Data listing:
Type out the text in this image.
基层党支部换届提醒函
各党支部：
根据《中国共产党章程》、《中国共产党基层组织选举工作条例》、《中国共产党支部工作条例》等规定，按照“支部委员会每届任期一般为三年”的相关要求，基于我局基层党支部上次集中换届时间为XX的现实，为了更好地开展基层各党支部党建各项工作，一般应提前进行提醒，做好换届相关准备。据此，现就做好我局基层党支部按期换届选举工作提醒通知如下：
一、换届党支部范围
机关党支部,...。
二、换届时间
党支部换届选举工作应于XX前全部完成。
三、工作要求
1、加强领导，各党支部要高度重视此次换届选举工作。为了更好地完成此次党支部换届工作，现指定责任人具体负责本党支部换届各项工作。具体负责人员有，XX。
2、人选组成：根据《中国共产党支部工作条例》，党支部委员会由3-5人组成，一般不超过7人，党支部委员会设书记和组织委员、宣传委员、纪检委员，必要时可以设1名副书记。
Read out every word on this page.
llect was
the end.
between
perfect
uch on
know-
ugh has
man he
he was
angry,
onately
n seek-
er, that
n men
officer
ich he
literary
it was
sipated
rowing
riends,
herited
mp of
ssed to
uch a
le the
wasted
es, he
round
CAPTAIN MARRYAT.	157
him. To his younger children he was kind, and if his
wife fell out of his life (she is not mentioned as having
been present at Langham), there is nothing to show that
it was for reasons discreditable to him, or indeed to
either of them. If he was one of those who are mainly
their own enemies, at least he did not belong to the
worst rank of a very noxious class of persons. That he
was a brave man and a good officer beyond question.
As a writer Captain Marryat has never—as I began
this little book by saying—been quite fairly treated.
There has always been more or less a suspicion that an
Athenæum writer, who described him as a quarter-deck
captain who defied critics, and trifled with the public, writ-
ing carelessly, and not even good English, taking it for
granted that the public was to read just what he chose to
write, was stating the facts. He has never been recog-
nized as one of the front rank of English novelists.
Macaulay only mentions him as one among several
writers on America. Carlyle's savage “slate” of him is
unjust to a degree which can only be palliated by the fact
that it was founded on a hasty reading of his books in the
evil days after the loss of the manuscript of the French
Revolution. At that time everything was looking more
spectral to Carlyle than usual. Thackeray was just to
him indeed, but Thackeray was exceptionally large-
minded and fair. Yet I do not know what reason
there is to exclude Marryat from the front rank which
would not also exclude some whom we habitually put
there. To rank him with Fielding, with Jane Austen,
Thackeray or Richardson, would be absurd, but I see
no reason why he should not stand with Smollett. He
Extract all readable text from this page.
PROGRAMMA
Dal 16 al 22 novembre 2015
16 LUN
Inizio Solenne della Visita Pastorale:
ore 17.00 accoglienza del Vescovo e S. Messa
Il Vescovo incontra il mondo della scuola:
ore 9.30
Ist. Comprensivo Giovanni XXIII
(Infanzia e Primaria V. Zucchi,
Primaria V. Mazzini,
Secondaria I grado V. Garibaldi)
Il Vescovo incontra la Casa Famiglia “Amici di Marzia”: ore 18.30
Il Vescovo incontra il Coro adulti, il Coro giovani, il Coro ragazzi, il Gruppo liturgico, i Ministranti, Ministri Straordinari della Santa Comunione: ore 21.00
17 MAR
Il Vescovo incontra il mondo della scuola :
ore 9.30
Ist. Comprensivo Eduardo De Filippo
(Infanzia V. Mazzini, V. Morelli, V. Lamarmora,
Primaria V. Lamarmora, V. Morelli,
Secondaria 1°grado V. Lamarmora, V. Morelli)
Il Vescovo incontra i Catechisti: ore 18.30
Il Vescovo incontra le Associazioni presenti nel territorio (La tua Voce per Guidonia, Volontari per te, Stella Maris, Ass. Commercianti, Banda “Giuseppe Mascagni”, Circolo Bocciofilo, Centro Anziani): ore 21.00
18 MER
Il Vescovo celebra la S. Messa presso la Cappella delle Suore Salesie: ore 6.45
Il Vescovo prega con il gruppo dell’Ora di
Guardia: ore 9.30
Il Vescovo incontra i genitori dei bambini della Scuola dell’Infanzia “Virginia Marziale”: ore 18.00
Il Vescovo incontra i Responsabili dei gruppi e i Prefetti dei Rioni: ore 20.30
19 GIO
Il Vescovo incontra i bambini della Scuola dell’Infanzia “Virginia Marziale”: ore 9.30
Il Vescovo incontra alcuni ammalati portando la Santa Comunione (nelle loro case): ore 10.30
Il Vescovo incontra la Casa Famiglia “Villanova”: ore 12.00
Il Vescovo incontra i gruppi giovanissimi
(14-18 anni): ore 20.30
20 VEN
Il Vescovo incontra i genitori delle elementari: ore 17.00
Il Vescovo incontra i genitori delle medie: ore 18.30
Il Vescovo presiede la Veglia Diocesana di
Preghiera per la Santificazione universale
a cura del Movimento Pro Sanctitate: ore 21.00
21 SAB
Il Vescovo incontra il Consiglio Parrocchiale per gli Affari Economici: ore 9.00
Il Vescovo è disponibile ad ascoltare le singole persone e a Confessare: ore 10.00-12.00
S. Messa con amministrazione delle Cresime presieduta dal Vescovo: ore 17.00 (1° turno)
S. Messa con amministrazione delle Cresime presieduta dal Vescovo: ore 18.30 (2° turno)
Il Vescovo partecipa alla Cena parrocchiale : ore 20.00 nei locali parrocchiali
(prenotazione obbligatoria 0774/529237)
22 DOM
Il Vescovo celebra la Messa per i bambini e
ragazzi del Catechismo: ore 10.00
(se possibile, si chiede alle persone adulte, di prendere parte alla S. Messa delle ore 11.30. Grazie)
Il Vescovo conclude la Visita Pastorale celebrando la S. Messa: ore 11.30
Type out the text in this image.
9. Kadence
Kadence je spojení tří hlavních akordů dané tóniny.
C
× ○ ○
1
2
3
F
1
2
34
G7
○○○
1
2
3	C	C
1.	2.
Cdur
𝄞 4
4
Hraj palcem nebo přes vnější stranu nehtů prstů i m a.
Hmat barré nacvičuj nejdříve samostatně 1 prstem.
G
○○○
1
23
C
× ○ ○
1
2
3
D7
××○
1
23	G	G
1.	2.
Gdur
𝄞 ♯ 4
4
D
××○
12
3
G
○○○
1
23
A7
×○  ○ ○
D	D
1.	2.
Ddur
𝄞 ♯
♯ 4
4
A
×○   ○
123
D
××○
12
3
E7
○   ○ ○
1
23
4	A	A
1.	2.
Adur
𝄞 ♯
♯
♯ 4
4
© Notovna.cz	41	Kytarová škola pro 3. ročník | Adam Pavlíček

DIRECTIONS FOR THIS TASK — Pick out the lines that contain "genitori" and copy them.

FINISHED TASK —
Il Vescovo incontra i genitori dei bambini della Scuola dell’Infanzia “Virginia Marziale”: ore 18.00
Il Vescovo incontra i genitori delle elementari: ore 17.00
Il Vescovo incontra i genitori delle medie: ore 18.30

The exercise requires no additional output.